### Exercise
In the lines below, find how many contain the word "price" and report that figure alone.

### Dataset records

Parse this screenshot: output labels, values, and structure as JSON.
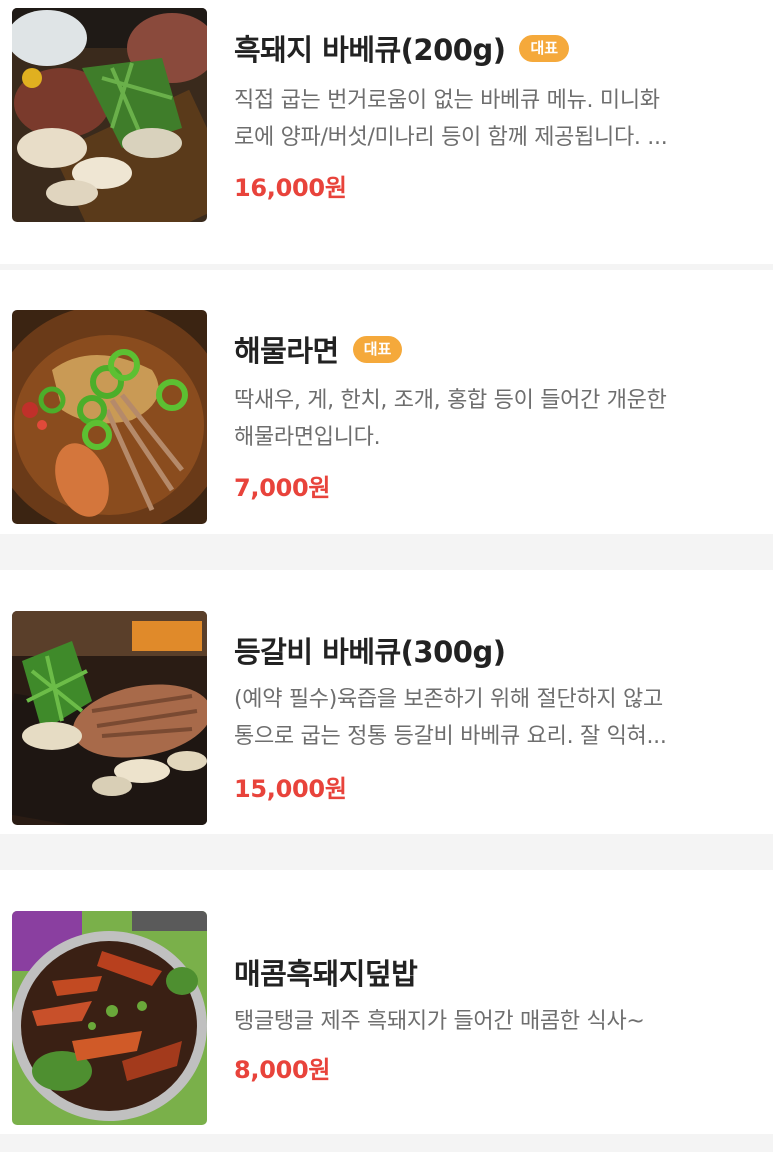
{
  "items": [
    {
      "name": "흑돼지 바베큐(200g)",
      "badge": "대표",
      "desc_line1": "직접 굽는 번거로움이 없는 바베큐 메뉴. 미니화",
      "desc_line2": "로에 양파/버섯/미나리 등이 함께 제공됩니다. ...",
      "price": "16,000원",
      "image": "bbq-pork-photo"
    },
    {
      "name": "해물라면",
      "badge": "대표",
      "desc_line1": "딱새우, 게, 한치, 조개, 홍합 등이 들어간 개운한",
      "desc_line2": "해물라면입니다.",
      "price": "7,000원",
      "image": "seafood-ramen-photo"
    },
    {
      "name": "등갈비 바베큐(300g)",
      "badge": "",
      "desc_line1": "(예약 필수)육즙을 보존하기 위해 절단하지 않고",
      "desc_line2": "통으로 굽는 정통 등갈비 바베큐 요리. 잘 익혀...",
      "price": "15,000원",
      "image": "pork-ribs-photo"
    },
    {
      "name": "매콤흑돼지덮밥",
      "badge": "",
      "desc_line1": "탱글탱글 제주 흑돼지가 들어간 매콤한 식사~",
      "desc_line2": "",
      "price": "8,000원",
      "image": "spicy-pork-rice-bowl-photo"
    }
  ],
  "colors": {
    "price": "#e8433b",
    "badge": "#f5a93b",
    "name": "#222222",
    "desc": "#6e6e6e",
    "separator": "#f4f4f4"
  }
}
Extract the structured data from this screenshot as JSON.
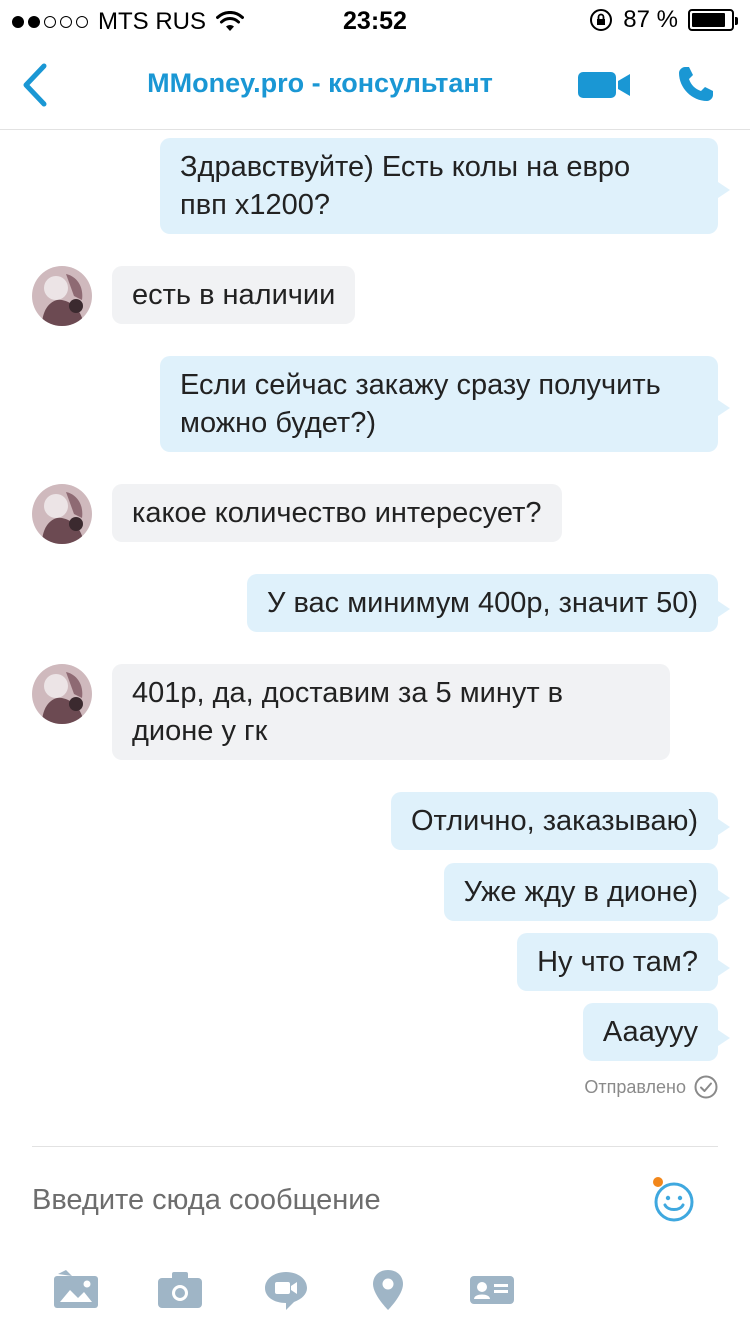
{
  "status_bar": {
    "carrier": "MTS RUS",
    "time": "23:52",
    "battery_text": "87 %",
    "battery_level": 0.87
  },
  "header": {
    "title": "MMoney.pro - консультант",
    "back_icon": "chevron-left-icon",
    "video_icon": "video-camera-icon",
    "call_icon": "phone-icon",
    "accent_color": "#1a97d4"
  },
  "messages": [
    {
      "direction": "out",
      "lines": [
        "Здравствуйте) Есть колы на евро",
        "пвп х1200?"
      ]
    },
    {
      "direction": "in",
      "lines": [
        "есть в наличии"
      ]
    },
    {
      "direction": "out",
      "lines": [
        "Если сейчас закажу сразу получить",
        "можно будет?)"
      ]
    },
    {
      "direction": "in",
      "lines": [
        "какое количество интересует?"
      ]
    },
    {
      "direction": "out",
      "lines": [
        "У вас минимум 400р, значит 50)"
      ]
    },
    {
      "direction": "in",
      "lines": [
        "401р, да, доставим за 5 минут в",
        "дионе у гк"
      ]
    },
    {
      "direction": "out",
      "lines": [
        "Отлично, заказываю)"
      ]
    },
    {
      "direction": "out",
      "lines": [
        "Уже жду в дионе)"
      ]
    },
    {
      "direction": "out",
      "lines": [
        "Ну что там?"
      ]
    },
    {
      "direction": "out",
      "lines": [
        "Аааууу"
      ]
    }
  ],
  "delivery_status": "Отправлено",
  "composer": {
    "placeholder": "Введите сюда сообщение",
    "emoji_icon": "smiley-icon"
  },
  "toolbar": {
    "icons": [
      "photo-gallery-icon",
      "camera-icon",
      "video-message-icon",
      "location-pin-icon",
      "contact-card-icon"
    ]
  },
  "colors": {
    "outgoing_bubble": "#dff1fb",
    "incoming_bubble": "#f1f2f4",
    "icon_gray": "#9fb5c6"
  }
}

### Reply to the exercise
5